** BEGIN **

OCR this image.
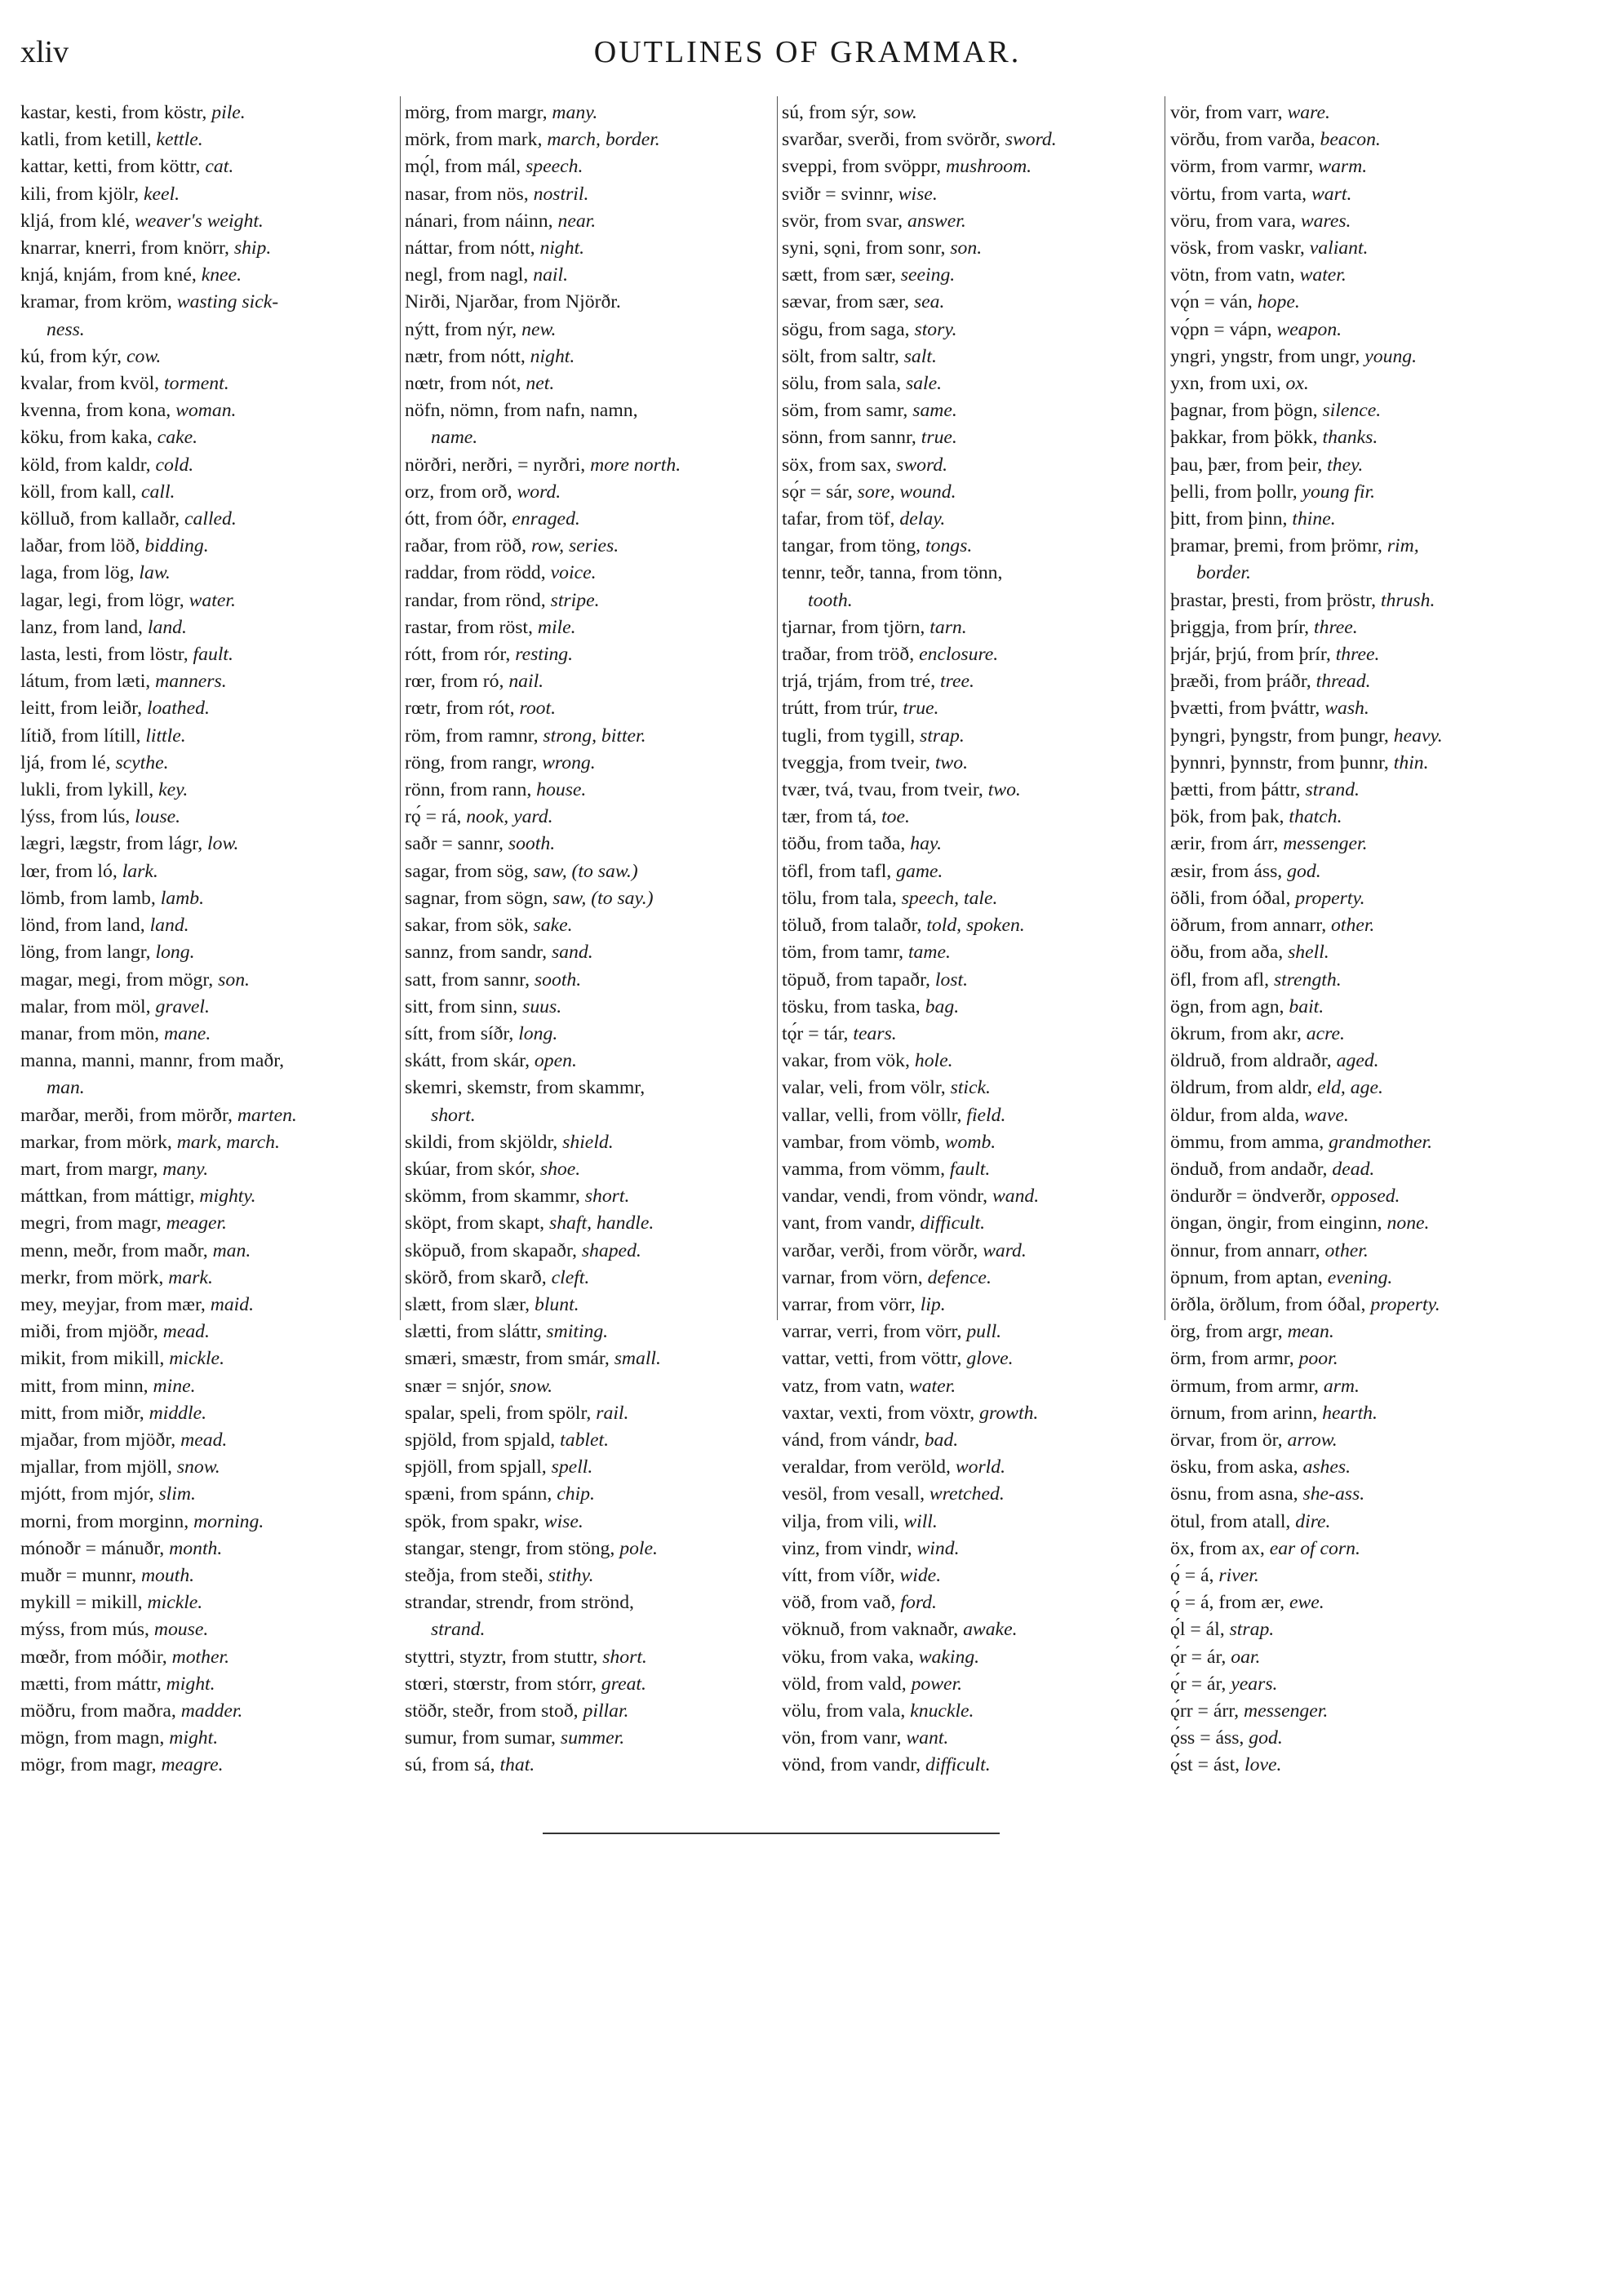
xliv	OUTLINES OF GRAMMAR.
kastar, kesti, from köstr, pile.
katli, from ketill, kettle.
kattar, ketti, from köttr, cat.
kili, from kjölr, keel.
kljá, from klé, weaver's weight.
knarrar, knerri, from knörr, ship.
knjá, knjám, from kné, knee.
kramar, from kröm, wasting sick-
ness.
kú, from kýr, cow.
kvalar, from kvöl, torment.
kvenna, from kona, woman.
köku, from kaka, cake.
köld, from kaldr, cold.
köll, from kall, call.
kölluð, from kallaðr, called.
laðar, from löð, bidding.
laga, from lög, law.
lagar, legi, from lögr, water.
lanz, from land, land.
lasta, lesti, from löstr, fault.
látum, from læti, manners.
leitt, from leiðr, loathed.
lítið, from lítill, little.
ljá, from lé, scythe.
lukli, from lykill, key.
lýss, from lús, louse.
lægri, lægstr, from lágr, low.
lœr, from ló, lark.
lömb, from lamb, lamb.
lönd, from land, land.
löng, from langr, long.
magar, megi, from mögr, son.
malar, from möl, gravel.
manar, from mön, mane.
manna, manni, mannr, from maðr,
man.
marðar, merði, from mörðr, marten.
markar, from mörk, mark, march.
mart, from margr, many.
máttkan, from máttigr, mighty.
megri, from magr, meager.
menn, meðr, from maðr, man.
merkr, from mörk, mark.
mey, meyjar, from mær, maid.
miði, from mjöðr, mead.
mikit, from mikill, mickle.
mitt, from minn, mine.
mitt, from miðr, middle.
mjaðar, from mjöðr, mead.
mjallar, from mjöll, snow.
mjótt, from mjór, slim.
morni, from morginn, morning.
mónoðr = mánuðr, month.
muðr = munnr, mouth.
mykill = mikill, mickle.
mýss, from mús, mouse.
mœðr, from móðir, mother.
mætti, from máttr, might.
möðru, from maðra, madder.
mögn, from magn, might.
mögr, from magr, meagre.
mörg, from margr, many.
mörk, from mark, march, border.
mǫ́l, from mál, speech.
nasar, from nös, nostril.
nánari, from náinn, near.
náttar, from nótt, night.
negl, from nagl, nail.
Nirði, Njarðar, from Njörðr.
nýtt, from nýr, new.
nætr, from nótt, night.
nœtr, from nót, net.
nöfn, nömn, from nafn, namn,
name.
nörðri, nerðri, = nyrðri, more north.
orz, from orð, word.
ótt, from óðr, enraged.
raðar, from röð, row, series.
raddar, from rödd, voice.
randar, from rönd, stripe.
rastar, from röst, mile.
rótt, from rór, resting.
rœr, from ró, nail.
rœtr, from rót, root.
röm, from ramnr, strong, bitter.
röng, from rangr, wrong.
rönn, from rann, house.
rǫ́ = rá, nook, yard.
saðr = sannr, sooth.
sagar, from sög, saw, (to saw.)
sagnar, from sögn, saw, (to say.)
sakar, from sök, sake.
sannz, from sandr, sand.
satt, from sannr, sooth.
sitt, from sinn, suus.
sítt, from síðr, long.
skátt, from skár, open.
skemri, skemstr, from skammr,
short.
skildi, from skjöldr, shield.
skúar, from skór, shoe.
skömm, from skammr, short.
sköpt, from skapt, shaft, handle.
sköpuð, from skapaðr, shaped.
skörð, from skarð, cleft.
slætt, from slær, blunt.
slætti, from sláttr, smiting.
smæri, smæstr, from smár, small.
snær = snjór, snow.
spalar, speli, from spölr, rail.
spjöld, from spjald, tablet.
spjöll, from spjall, spell.
spæni, from spánn, chip.
spök, from spakr, wise.
stangar, stengr, from stöng, pole.
steðja, from steði, stithy.
strandar, strendr, from strönd,
strand.
styttri, styztr, from stuttr, short.
stœri, stœrstr, from stórr, great.
stöðr, steðr, from stoð, pillar.
sumur, from sumar, summer.
sú, from sá, that.
sú, from sýr, sow.
svarðar, sverði, from svörðr, sword.
sveppi, from svöppr, mushroom.
sviðr = svinnr, wise.
svör, from svar, answer.
syni, sǫni, from sonr, son.
sætt, from sær, seeing.
sævar, from sær, sea.
sögu, from saga, story.
sölt, from saltr, salt.
sölu, from sala, sale.
söm, from samr, same.
sönn, from sannr, true.
söx, from sax, sword.
sǫ́r = sár, sore, wound.
tafar, from töf, delay.
tangar, from töng, tongs.
tennr, teðr, tanna, from tönn,
tooth.
tjarnar, from tjörn, tarn.
traðar, from tröð, enclosure.
trjá, trjám, from tré, tree.
trútt, from trúr, true.
tugli, from tygill, strap.
tveggja, from tveir, two.
tvær, tvá, tvau, from tveir, two.
tær, from tá, toe.
töðu, from taða, hay.
töfl, from tafl, game.
tölu, from tala, speech, tale.
töluð, from talaðr, told, spoken.
töm, from tamr, tame.
töpuð, from tapaðr, lost.
tösku, from taska, bag.
tǫ́r = tár, tears.
vakar, from vök, hole.
valar, veli, from völr, stick.
vallar, velli, from völlr, field.
vambar, from vömb, womb.
vamma, from vömm, fault.
vandar, vendi, from vöndr, wand.
vant, from vandr, difficult.
varðar, verði, from vörðr, ward.
varnar, from vörn, defence.
varrar, from vörr, lip.
varrar, verri, from vörr, pull.
vattar, vetti, from vöttr, glove.
vatz, from vatn, water.
vaxtar, vexti, from vöxtr, growth.
vánd, from vándr, bad.
veraldar, from veröld, world.
vesöl, from vesall, wretched.
vilja, from vili, will.
vinz, from vindr, wind.
vítt, from víðr, wide.
vöð, from vað, ford.
vöknuð, from vaknaðr, awake.
vöku, from vaka, waking.
völd, from vald, power.
völu, from vala, knuckle.
vön, from vanr, want.
vönd, from vandr, difficult.
vör, from varr, ware.
vörðu, from varða, beacon.
vörm, from varmr, warm.
vörtu, from varta, wart.
vöru, from vara, wares.
vösk, from vaskr, valiant.
vötn, from vatn, water.
vǫ́n = ván, hope.
vǫ́pn = vápn, weapon.
yngri, yngstr, from ungr, young.
yxn, from uxi, ox.
þagnar, from þögn, silence.
þakkar, from þökk, thanks.
þau, þær, from þeir, they.
þelli, from þollr, young fir.
þitt, from þinn, thine.
þramar, þremi, from þrömr, rim,
border.
þrastar, þresti, from þröstr, thrush.
þriggja, from þrír, three.
þrjár, þrjú, from þrír, three.
þræði, from þráðr, thread.
þvætti, from þváttr, wash.
þyngri, þyngstr, from þungr, heavy.
þynnri, þynnstr, from þunnr, thin.
þætti, from þáttr, strand.
þök, from þak, thatch.
ærir, from árr, messenger.
æsir, from áss, god.
öðli, from óðal, property.
öðrum, from annarr, other.
öðu, from aða, shell.
öfl, from afl, strength.
ögn, from agn, bait.
ökrum, from akr, acre.
öldruð, from aldraðr, aged.
öldrum, from aldr, eld, age.
öldur, from alda, wave.
ömmu, from amma, grandmother.
önduð, from andaðr, dead.
öndurðr = öndverðr, opposed.
öngan, öngir, from einginn, none.
önnur, from annarr, other.
öpnum, from aptan, evening.
örðla, örðlum, from óðal, property.
örg, from argr, mean.
örm, from armr, poor.
örmum, from armr, arm.
örnum, from arinn, hearth.
örvar, from ör, arrow.
ösku, from aska, ashes.
ösnu, from asna, she-ass.
ötul, from atall, dire.
öx, from ax, ear of corn.
ǫ́ = á, river.
ǫ́ = á, from ær, ewe.
ǫ́l = ál, strap.
ǫ́r = ár, oar.
ǫ́r = ár, years.
ǫ́rr = árr, messenger.
ǫ́ss = áss, god.
ǫ́st = ást, love.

** END **

## OBJECTIVE
Copy every record character for character. Skip the pictures.

## ANSWER BELOW
OCR this image.
xliv	OUTLINES OF GRAMMAR.
kastar, kesti, from köstr, pile.
katli, from ketill, kettle.
kattar, ketti, from köttr, cat.
kili, from kjölr, keel.
kljá, from klé, weaver's weight.
knarrar, knerri, from knörr, ship.
knjá, knjám, from kné, knee.
kramar, from kröm, wasting sick-
ness.
kú, from kýr, cow.
kvalar, from kvöl, torment.
kvenna, from kona, woman.
köku, from kaka, cake.
köld, from kaldr, cold.
köll, from kall, call.
kölluð, from kallaðr, called.
laðar, from löð, bidding.
laga, from lög, law.
lagar, legi, from lögr, water.
lanz, from land, land.
lasta, lesti, from löstr, fault.
látum, from læti, manners.
leitt, from leiðr, loathed.
lítið, from lítill, little.
ljá, from lé, scythe.
lukli, from lykill, key.
lýss, from lús, louse.
lægri, lægstr, from lágr, low.
lœr, from ló, lark.
lömb, from lamb, lamb.
lönd, from land, land.
löng, from langr, long.
magar, megi, from mögr, son.
malar, from möl, gravel.
manar, from mön, mane.
manna, manni, mannr, from maðr,
man.
marðar, merði, from mörðr, marten.
markar, from mörk, mark, march.
mart, from margr, many.
máttkan, from máttigr, mighty.
megri, from magr, meager.
menn, meðr, from maðr, man.
merkr, from mörk, mark.
mey, meyjar, from mær, maid.
miði, from mjöðr, mead.
mikit, from mikill, mickle.
mitt, from minn, mine.
mitt, from miðr, middle.
mjaðar, from mjöðr, mead.
mjallar, from mjöll, snow.
mjótt, from mjór, slim.
morni, from morginn, morning.
mónoðr = mánuðr, month.
muðr = munnr, mouth.
mykill = mikill, mickle.
mýss, from mús, mouse.
mœðr, from móðir, mother.
mætti, from máttr, might.
möðru, from maðra, madder.
mögn, from magn, might.
mögr, from magr, meagre.
mörg, from margr, many.
mörk, from mark, march, border.
mǫ́l, from mál, speech.
nasar, from nös, nostril.
nánari, from náinn, near.
náttar, from nótt, night.
negl, from nagl, nail.
Nirði, Njarðar, from Njörðr.
nýtt, from nýr, new.
nætr, from nótt, night.
nœtr, from nót, net.
nöfn, nömn, from nafn, namn,
name.
nörðri, nerðri, = nyrðri, more north.
orz, from orð, word.
ótt, from óðr, enraged.
raðar, from röð, row, series.
raddar, from rödd, voice.
randar, from rönd, stripe.
rastar, from röst, mile.
rótt, from rór, resting.
rœr, from ró, nail.
rœtr, from rót, root.
röm, from ramnr, strong, bitter.
röng, from rangr, wrong.
rönn, from rann, house.
rǫ́ = rá, nook, yard.
saðr = sannr, sooth.
sagar, from sög, saw, (to saw.)
sagnar, from sögn, saw, (to say.)
sakar, from sök, sake.
sannz, from sandr, sand.
satt, from sannr, sooth.
sitt, from sinn, suus.
sítt, from síðr, long.
skátt, from skár, open.
skemri, skemstr, from skammr,
short.
skildi, from skjöldr, shield.
skúar, from skór, shoe.
skömm, from skammr, short.
sköpt, from skapt, shaft, handle.
sköpuð, from skapaðr, shaped.
skörð, from skarð, cleft.
slætt, from slær, blunt.
slætti, from sláttr, smiting.
smæri, smæstr, from smár, small.
snær = snjór, snow.
spalar, speli, from spölr, rail.
spjöld, from spjald, tablet.
spjöll, from spjall, spell.
spæni, from spánn, chip.
spök, from spakr, wise.
stangar, stengr, from stöng, pole.
steðja, from steði, stithy.
strandar, strendr, from strönd,
strand.
styttri, styztr, from stuttr, short.
stœri, stœrstr, from stórr, great.
stöðr, steðr, from stoð, pillar.
sumur, from sumar, summer.
sú, from sá, that.
sú, from sýr, sow.
svarðar, sverði, from svörðr, sword.
sveppi, from svöppr, mushroom.
sviðr = svinnr, wise.
svör, from svar, answer.
syni, sǫni, from sonr, son.
sætt, from sær, seeing.
sævar, from sær, sea.
sögu, from saga, story.
sölt, from saltr, salt.
sölu, from sala, sale.
söm, from samr, same.
sönn, from sannr, true.
söx, from sax, sword.
sǫ́r = sár, sore, wound.
tafar, from töf, delay.
tangar, from töng, tongs.
tennr, teðr, tanna, from tönn,
tooth.
tjarnar, from tjörn, tarn.
traðar, from tröð, enclosure.
trjá, trjám, from tré, tree.
trútt, from trúr, true.
tugli, from tygill, strap.
tveggja, from tveir, two.
tvær, tvá, tvau, from tveir, two.
tær, from tá, toe.
töðu, from taða, hay.
töfl, from tafl, game.
tölu, from tala, speech, tale.
töluð, from talaðr, told, spoken.
töm, from tamr, tame.
töpuð, from tapaðr, lost.
tösku, from taska, bag.
tǫ́r = tár, tears.
vakar, from vök, hole.
valar, veli, from völr, stick.
vallar, velli, from völlr, field.
vambar, from vömb, womb.
vamma, from vömm, fault.
vandar, vendi, from vöndr, wand.
vant, from vandr, difficult.
varðar, verði, from vörðr, ward.
varnar, from vörn, defence.
varrar, from vörr, lip.
varrar, verri, from vörr, pull.
vattar, vetti, from vöttr, glove.
vatz, from vatn, water.
vaxtar, vexti, from vöxtr, growth.
vánd, from vándr, bad.
veraldar, from veröld, world.
vesöl, from vesall, wretched.
vilja, from vili, will.
vinz, from vindr, wind.
vítt, from víðr, wide.
vöð, from vað, ford.
vöknuð, from vaknaðr, awake.
vöku, from vaka, waking.
völd, from vald, power.
völu, from vala, knuckle.
vön, from vanr, want.
vönd, from vandr, difficult.
vör, from varr, ware.
vörðu, from varða, beacon.
vörm, from varmr, warm.
vörtu, from varta, wart.
vöru, from vara, wares.
vösk, from vaskr, valiant.
vötn, from vatn, water.
vǫ́n = ván, hope.
vǫ́pn = vápn, weapon.
yngri, yngstr, from ungr, young.
yxn, from uxi, ox.
þagnar, from þögn, silence.
þakkar, from þökk, thanks.
þau, þær, from þeir, they.
þelli, from þollr, young fir.
þitt, from þinn, thine.
þramar, þremi, from þrömr, rim,
border.
þrastar, þresti, from þröstr, thrush.
þriggja, from þrír, three.
þrjár, þrjú, from þrír, three.
þræði, from þráðr, thread.
þvætti, from þváttr, wash.
þyngri, þyngstr, from þungr, heavy.
þynnri, þynnstr, from þunnr, thin.
þætti, from þáttr, strand.
þök, from þak, thatch.
ærir, from árr, messenger.
æsir, from áss, god.
öðli, from óðal, property.
öðrum, from annarr, other.
öðu, from aða, shell.
öfl, from afl, strength.
ögn, from agn, bait.
ökrum, from akr, acre.
öldruð, from aldraðr, aged.
öldrum, from aldr, eld, age.
öldur, from alda, wave.
ömmu, from amma, grandmother.
önduð, from andaðr, dead.
öndurðr = öndverðr, opposed.
öngan, öngir, from einginn, none.
önnur, from annarr, other.
öpnum, from aptan, evening.
örðla, örðlum, from óðal, property.
örg, from argr, mean.
örm, from armr, poor.
örmum, from armr, arm.
örnum, from arinn, hearth.
örvar, from ör, arrow.
ösku, from aska, ashes.
ösnu, from asna, she-ass.
ötul, from atall, dire.
öx, from ax, ear of corn.
ǫ́ = á, river.
ǫ́ = á, from ær, ewe.
ǫ́l = ál, strap.
ǫ́r = ár, oar.
ǫ́r = ár, years.
ǫ́rr = árr, messenger.
ǫ́ss = áss, god.
ǫ́st = ást, love.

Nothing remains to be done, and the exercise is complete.